BRIEF — Please give the listing again in its entirety, exactly as written.

* Start PROVIDED MATERIAL *

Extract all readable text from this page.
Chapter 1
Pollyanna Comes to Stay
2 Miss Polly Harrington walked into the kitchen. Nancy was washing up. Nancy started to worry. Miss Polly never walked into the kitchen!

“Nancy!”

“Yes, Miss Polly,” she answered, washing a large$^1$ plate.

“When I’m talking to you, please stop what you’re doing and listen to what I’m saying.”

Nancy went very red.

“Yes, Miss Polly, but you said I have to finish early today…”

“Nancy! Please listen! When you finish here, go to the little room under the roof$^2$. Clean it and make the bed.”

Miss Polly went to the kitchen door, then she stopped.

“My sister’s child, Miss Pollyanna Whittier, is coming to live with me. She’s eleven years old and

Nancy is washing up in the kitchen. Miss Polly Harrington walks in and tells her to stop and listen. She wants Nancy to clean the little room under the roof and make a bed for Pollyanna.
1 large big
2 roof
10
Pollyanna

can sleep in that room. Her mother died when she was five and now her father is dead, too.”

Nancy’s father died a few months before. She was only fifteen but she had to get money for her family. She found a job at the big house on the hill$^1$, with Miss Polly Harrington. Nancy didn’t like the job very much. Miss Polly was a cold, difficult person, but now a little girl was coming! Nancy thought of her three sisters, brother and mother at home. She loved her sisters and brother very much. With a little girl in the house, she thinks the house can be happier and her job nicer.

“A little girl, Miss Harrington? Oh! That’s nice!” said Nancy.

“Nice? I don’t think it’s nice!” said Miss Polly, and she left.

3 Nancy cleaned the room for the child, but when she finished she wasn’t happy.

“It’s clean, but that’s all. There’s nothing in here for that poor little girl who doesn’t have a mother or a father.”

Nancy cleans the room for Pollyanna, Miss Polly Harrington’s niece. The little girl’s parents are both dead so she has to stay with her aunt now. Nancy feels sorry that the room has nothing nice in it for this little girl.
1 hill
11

* End PROVIDED MATERIAL *

SOLUTION TO THIS PROBLEM —
Extract all readable text from this page.
Chapter 1
Pollyanna Comes to Stay
2 Miss Polly Harrington walked into the kitchen. Nancy was washing up. Nancy started to worry. Miss Polly never walked into the kitchen!

“Nancy!”

“Yes, Miss Polly,” she answered, washing a large$^1$ plate.

“When I’m talking to you, please stop what you’re doing and listen to what I’m saying.”

Nancy went very red.

“Yes, Miss Polly, but you said I have to finish early today…”

“Nancy! Please listen! When you finish here, go to the little room under the roof$^2$. Clean it and make the bed.”

Miss Polly went to the kitchen door, then she stopped.

“My sister’s child, Miss Pollyanna Whittier, is coming to live with me. She’s eleven years old and

Nancy is washing up in the kitchen. Miss Polly Harrington walks in and tells her to stop and listen. She wants Nancy to clean the little room under the roof and make a bed for Pollyanna.
1 large big
2 roof
10
Pollyanna

can sleep in that room. Her mother died when she was five and now her father is dead, too.”

Nancy’s father died a few months before. She was only fifteen but she had to get money for her family. She found a job at the big house on the hill$^1$, with Miss Polly Harrington. Nancy didn’t like the job very much. Miss Polly was a cold, difficult person, but now a little girl was coming! Nancy thought of her three sisters, brother and mother at home. She loved her sisters and brother very much. With a little girl in the house, she thinks the house can be happier and her job nicer.

“A little girl, Miss Harrington? Oh! That’s nice!” said Nancy.

“Nice? I don’t think it’s nice!” said Miss Polly, and she left.

3 Nancy cleaned the room for the child, but when she finished she wasn’t happy.

“It’s clean, but that’s all. There’s nothing in here for that poor little girl who doesn’t have a mother or a father.”

Nancy cleans the room for Pollyanna, Miss Polly Harrington’s niece. The little girl’s parents are both dead so she has to stay with her aunt now. Nancy feels sorry that the room has nothing nice in it for this little girl.
1 hill
11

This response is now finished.